• _Enunciado 1_:
Resuma em duas frases o texto sobre sociedade e mudança de mentalidades.
• _Enunciado 2_:
Escreva a continuação do texto sobre sociedade e mudança de mentalidades, a partir da última frase apresentada.

• _Excerto fornecido_:
★ ★ ★ ★ ★

SALPICOS DE CULTURA.....
«Sociedade e mudança de mentalidades»
Nos dias de hoje existem duas questões que se tornaram muito correntes: saber qual a influência do ambiente nos nossos comportamentos e ter em conta o que se aceita por normal. É então com extrema regularidade que ouço e vejo muita gente tecer considerações sobre este ou aquele comportamento e, não raro, fazer até ousados juízos sobre a forma como esta ou aquela pessoa se manifesta. Claro que não vou aqui tecer considerações éticas sobre os mais diversos modos de cada um se comportar. Mas parece-me que se pode aceitar que é com facilidade que ouvimos, um pouco aqui e ali, pessoas várias, não só comentarem com facilidade a vida alheia, como até tecer considerações de natureza ética face ao que lhes parece ser, bem ou mal, executado.
Vivi durante muitos anos sob a alçada de um regime político onde nada se podia fazer, ou até nada se podia dizer. Lembro-me bem de como se ansiava pela mudança de regime, e de como se formulava nas mentes a ideia de que se o facto acontecesse, certamente que um dos ganhos seria poder-se ter a liberdade de se manifestarem, sem restrições, as mais diversas opiniões. Vivo agora num regime que sucedeu ao anterior e onde a liberdade de expressão é, felizmente, incomensuravelmente maior.
Contudo, venho observando que alguns dos tiques sociais que mais mereciam crítica vão-se mantendo. Um deles prendia-se, ao tempo, com o facto de a justiça ser lenta e facilmente permeável a interesses diversos. Um outro tinha por referência o sistema escolar que se achava então obsoleto e desligado da realidade.
Bem, ser aqui velho do restelo e cair na estafada esparrela de dizer que em Portugal vive-se hoje como outrora, é algo que não perfilho. A democracia em que vivemos mudou este país de forma mais que evidente. Porém, não deixo de achar curioso que, face às questões da justiça, continuo a ouvir os mesmos slogans que então eram timbre. Claro que falando com muitas pessoas tenho de dizer que é comum ouvir que hoje há mais intervenção judiciária que antes, e uma das frases bem evidenciadas, é que “desta vez até os poderosos se sentam no banco dos réus”. Contudo, face às últimas noticias que venho ouvindo e lendo, interrogo-me quanto a saber se de facto ainda não andam muitos interesses a tornar a justiça lenta e a sujeitá-la aos tais interesses que a fazem parar.
Não sendo jurista, e não querendo entrar em seara alheia, apenas me quero colocar aqui na pele de quem gosta mais de abordar estas questões pelo lado da Psicologia e da Educação. É que, quanto a mim, um dos ganhos que este novo regime trouxe foi o de se poder dizer de viva voz o que se pensa bem e mal executado, ou seja, fazer com que a vontade dos cidadãos seja soberana. É bom que este princípio prevaleça, mas cuidado. É que ao aceitá-lo, está-se a aceitar também que as vicissitudes dos sistemas sejam da responsabilidade desses mesmos cidadãos. Então tornou-se normal e lógico ouvir-se dizer que se a justiça é lenta, é porque o homem assim o quer, e se ela vive enviesada é porque os seres humanos que habitam no contexto, o deixam. Sei que são opiniões que poderão merecer comentários diversos, contudo o que penso mesmo é que tais comportamentos sociais têm mesmo a ver com a forma como nós humanos vamos deixando que as sociedades se construam.

★ ★ ★ ★ ★

• _Dados registados_:
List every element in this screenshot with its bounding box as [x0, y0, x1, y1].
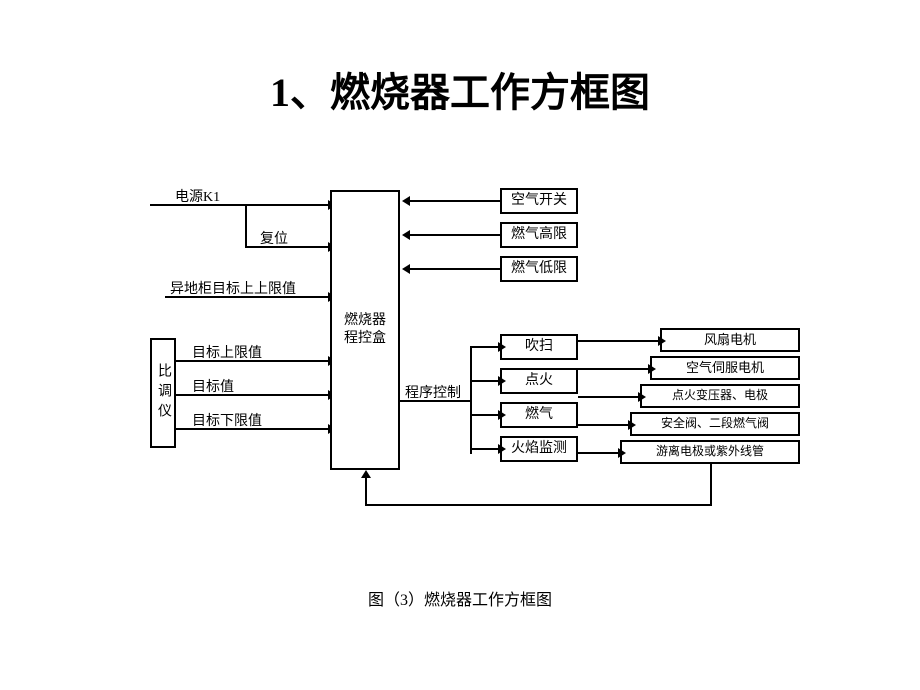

★ ★ ★ ★ ★

• _Resposta 1_:
O texto observa que hoje é muito comum comentar e julgar eticamente o comportamento alheio e que, embora a democracia tenha trazido uma liberdade de expressão muito maior do que a do regime anterior, se mantêm tiques sociais como uma justiça lenta e permeável a interesses e um sistema escolar antes considerado obsoleto. Sustenta ainda que, sendo a vontade dos cidadãos soberana, as vicissitudes dos sistemas passam a ser também da sua responsabilidade, pois esses comportamentos sociais têm a ver com a forma como deixamos que as sociedades se construam.

• _Resposta 2_:
Quando em causa está tecer considerações sobre estes assuntos gosto de me socorrer de dois autores que me serviram de referência quando ainda caminhava os trilhos da formação académica. Um é Grégory Michel e o outro tem por nome Diane Purper-Ouakil. A sua obra de referência foi escrita em conjunto, e deram-lhe o nome “Personalidade e Desenvolvimento – Do normal ao Patológico”. Editada em Portugal pelo Instituto Piaget, foi publicada em 2009. Os autores falam da questão da personalidade, ou seja, da tal coisa que segundo minha opinião, tem muito a ver com o facto de nós deixarmos que as coisas aconteçam como acontecem. Os autores começam por colocar três interrogações: Como definir a personalidade? Será que esta depende do nosso ambiente social, da nossa educação? E por fim, perguntam se esta personalidade varia ao longo do tempo?
Os autores deixam na obra escritas as mais diversas conceções que se foram criando em torno deste conceito. Porém, na página 32, expressam a sua própria opinião dizendo, passo a citar: “A personalidade corresponde a uma organização dinâmica que caracteriza um conjunto de padrões de comportamento, de pensamento, de sentimento, que se molda temporalmente favorecendo as adaptações especificas do indivíduo ao seu meio”.
Acho interessante esta noção de personalidade porque então, se aquilo que gostaríamos que mudasse, e não muda assim tanto, tem mesmo a ver com a força com que ainda, no nosso meio, se exerce a influência de comportamentos que, pensando nós já estarem alterados, se mantêm presos às amarras dos contextos antigos em que foram criados. Desistir de investir na mudança? Por mim penso que não, já que como diz o povo “água mole em pedra dura tanto dá até que fura”.
Despeço-me com amizade,
Luís Barbosa*
*Investigador em psicologia e ciências da educação
SALPICOS DE CULTURA, uma parceria com a Associação Internacional de Estudos Sobre a Mente e o Pensamento (AIEMP)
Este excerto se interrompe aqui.